• _Source data_
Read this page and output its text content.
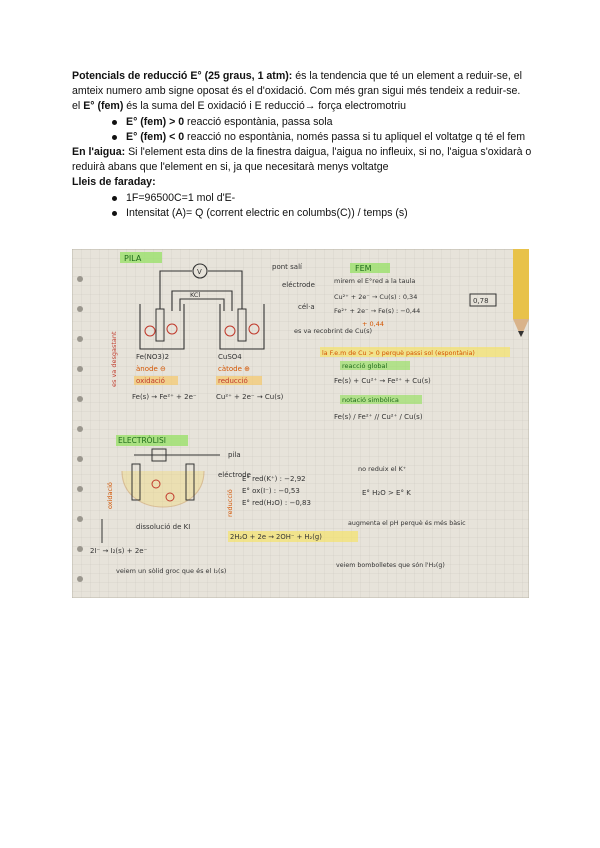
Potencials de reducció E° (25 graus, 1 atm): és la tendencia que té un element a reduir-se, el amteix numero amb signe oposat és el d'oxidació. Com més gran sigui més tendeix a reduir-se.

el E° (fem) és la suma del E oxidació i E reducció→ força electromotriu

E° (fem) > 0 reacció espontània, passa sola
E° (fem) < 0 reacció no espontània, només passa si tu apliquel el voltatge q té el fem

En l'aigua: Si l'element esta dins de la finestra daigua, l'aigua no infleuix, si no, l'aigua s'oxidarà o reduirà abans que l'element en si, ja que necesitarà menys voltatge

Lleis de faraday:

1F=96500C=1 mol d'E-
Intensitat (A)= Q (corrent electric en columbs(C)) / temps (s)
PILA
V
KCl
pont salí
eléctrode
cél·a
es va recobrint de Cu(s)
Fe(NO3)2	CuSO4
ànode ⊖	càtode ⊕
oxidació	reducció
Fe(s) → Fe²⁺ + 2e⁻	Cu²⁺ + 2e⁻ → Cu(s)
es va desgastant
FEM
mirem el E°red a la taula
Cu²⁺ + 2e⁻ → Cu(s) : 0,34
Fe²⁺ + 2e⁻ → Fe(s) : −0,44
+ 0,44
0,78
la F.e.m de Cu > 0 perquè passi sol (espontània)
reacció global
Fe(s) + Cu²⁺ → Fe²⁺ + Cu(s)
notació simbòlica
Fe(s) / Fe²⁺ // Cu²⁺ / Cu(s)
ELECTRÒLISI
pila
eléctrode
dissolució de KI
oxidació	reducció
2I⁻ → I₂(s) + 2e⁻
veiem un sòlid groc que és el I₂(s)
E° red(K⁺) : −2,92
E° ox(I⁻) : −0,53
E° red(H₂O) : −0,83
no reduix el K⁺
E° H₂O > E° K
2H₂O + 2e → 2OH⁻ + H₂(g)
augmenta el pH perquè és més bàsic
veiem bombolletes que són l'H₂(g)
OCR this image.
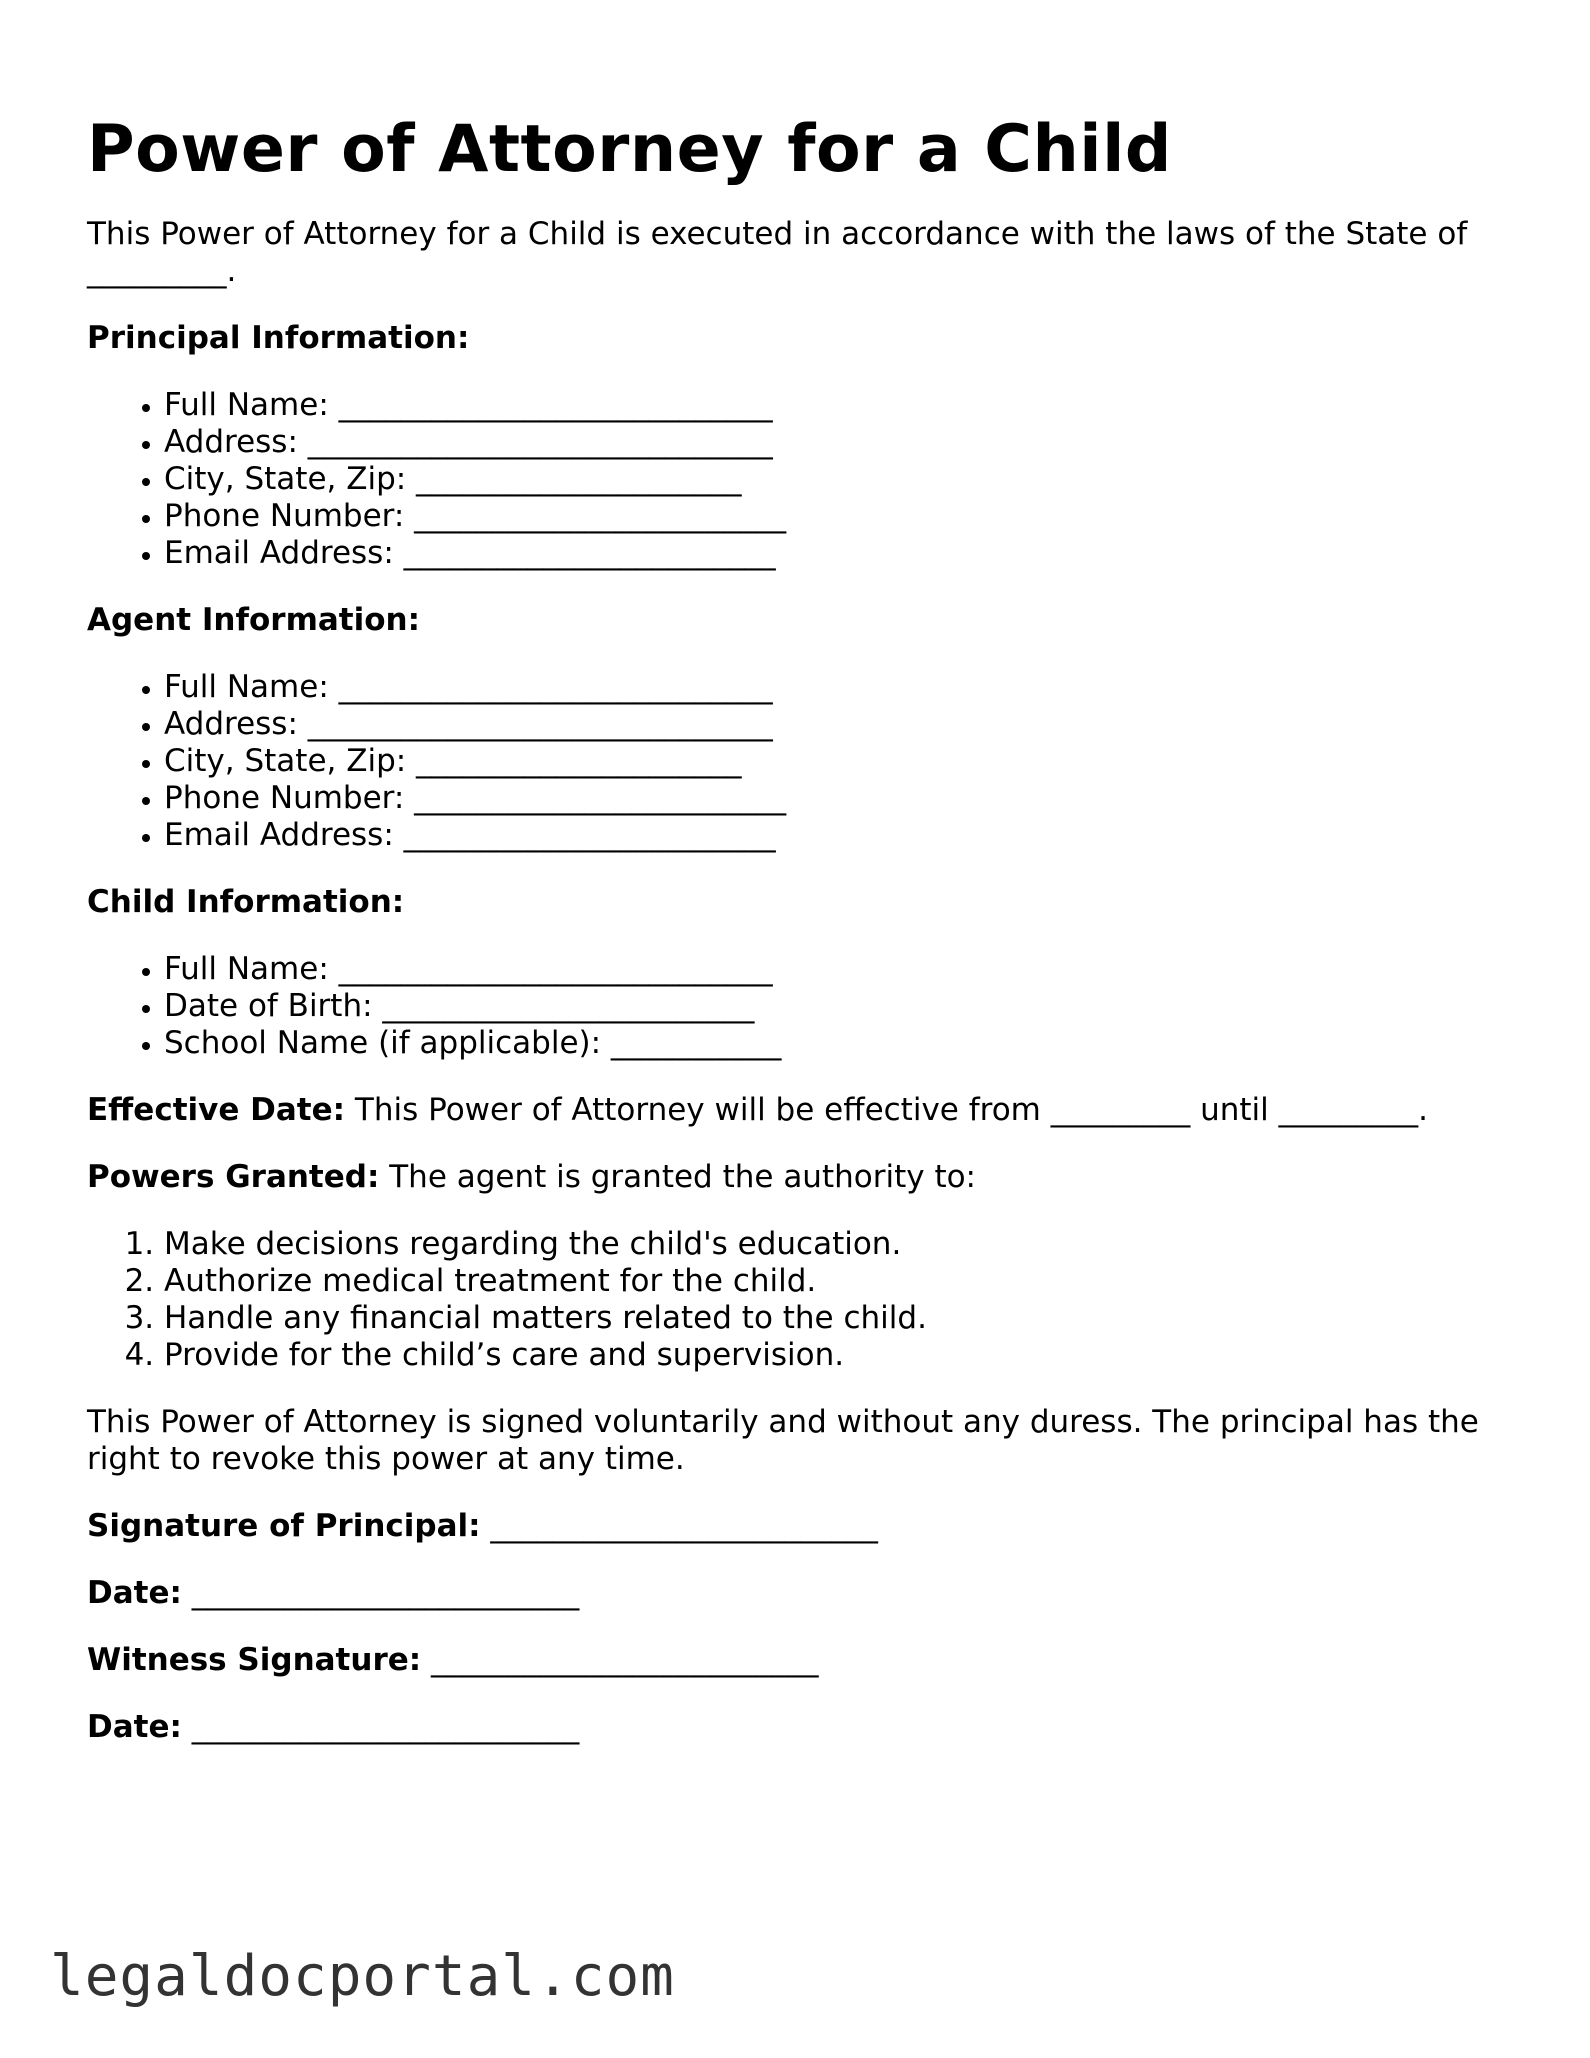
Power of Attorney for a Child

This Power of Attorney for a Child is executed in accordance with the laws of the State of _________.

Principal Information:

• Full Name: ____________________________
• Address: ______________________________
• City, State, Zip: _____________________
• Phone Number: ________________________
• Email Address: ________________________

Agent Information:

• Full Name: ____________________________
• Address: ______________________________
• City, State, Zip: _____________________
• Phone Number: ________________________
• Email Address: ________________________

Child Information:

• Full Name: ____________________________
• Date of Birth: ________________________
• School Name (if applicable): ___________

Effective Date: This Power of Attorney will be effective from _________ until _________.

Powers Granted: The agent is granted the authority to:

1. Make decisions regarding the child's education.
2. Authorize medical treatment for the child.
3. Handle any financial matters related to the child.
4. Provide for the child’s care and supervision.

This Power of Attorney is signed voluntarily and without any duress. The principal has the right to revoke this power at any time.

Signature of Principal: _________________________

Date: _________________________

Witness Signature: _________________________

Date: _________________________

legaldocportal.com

• _To be done_
Without the pictures, print the records in full, exactly as they appear.

• _Worked answer_
Read this page and output its text content.
Potencials de reducció E° (25 graus, 1 atm): és la tendencia que té un element a reduir-se, el amteix numero amb signe oposat és el d'oxidació. Com més gran sigui més tendeix a reduir-se.

el E° (fem) és la suma del E oxidació i E reducció→ força electromotriu

E° (fem) > 0 reacció espontània, passa sola
E° (fem) < 0 reacció no espontània, només passa si tu apliquel el voltatge q té el fem

En l'aigua: Si l'element esta dins de la finestra daigua, l'aigua no infleuix, si no, l'aigua s'oxidarà o reduirà abans que l'element en si, ja que necesitarà menys voltatge

Lleis de faraday:

1F=96500C=1 mol d'E-
Intensitat (A)= Q (corrent electric en columbs(C)) / temps (s)
PILA
V
KCl
pont salí
eléctrode
cél·a
es va recobrint de Cu(s)
Fe(NO3)2	CuSO4
ànode ⊖	càtode ⊕
oxidació	reducció
Fe(s) → Fe²⁺ + 2e⁻	Cu²⁺ + 2e⁻ → Cu(s)
es va desgastant
FEM
mirem el E°red a la taula
Cu²⁺ + 2e⁻ → Cu(s) : 0,34
Fe²⁺ + 2e⁻ → Fe(s) : −0,44
+ 0,44
0,78
la F.e.m de Cu > 0 perquè passi sol (espontània)
reacció global
Fe(s) + Cu²⁺ → Fe²⁺ + Cu(s)
notació simbòlica
Fe(s) / Fe²⁺ // Cu²⁺ / Cu(s)
ELECTRÒLISI
pila
eléctrode
dissolució de KI
oxidació	reducció
2I⁻ → I₂(s) + 2e⁻
veiem un sòlid groc que és el I₂(s)
E° red(K⁺) : −2,92
E° ox(I⁻) : −0,53
E° red(H₂O) : −0,83
no reduix el K⁺
E° H₂O > E° K
2H₂O + 2e → 2OH⁻ + H₂(g)
augmenta el pH perquè és més bàsic
veiem bombolletes que són l'H₂(g)
OCR this image.
Power of Attorney for a Child

This Power of Attorney for a Child is executed in accordance with the laws of the State of _________.

Principal Information:

• Full Name: ____________________________
• Address: ______________________________
• City, State, Zip: _____________________
• Phone Number: ________________________
• Email Address: ________________________

Agent Information:

• Full Name: ____________________________
• Address: ______________________________
• City, State, Zip: _____________________
• Phone Number: ________________________
• Email Address: ________________________

Child Information:

• Full Name: ____________________________
• Date of Birth: ________________________
• School Name (if applicable): ___________

Effective Date: This Power of Attorney will be effective from _________ until _________.

Powers Granted: The agent is granted the authority to:

1. Make decisions regarding the child's education.
2. Authorize medical treatment for the child.
3. Handle any financial matters related to the child.
4. Provide for the child’s care and supervision.

This Power of Attorney is signed voluntarily and without any duress. The principal has the right to revoke this power at any time.

Signature of Principal: _________________________

Date: _________________________

Witness Signature: _________________________

Date: _________________________

legaldocportal.com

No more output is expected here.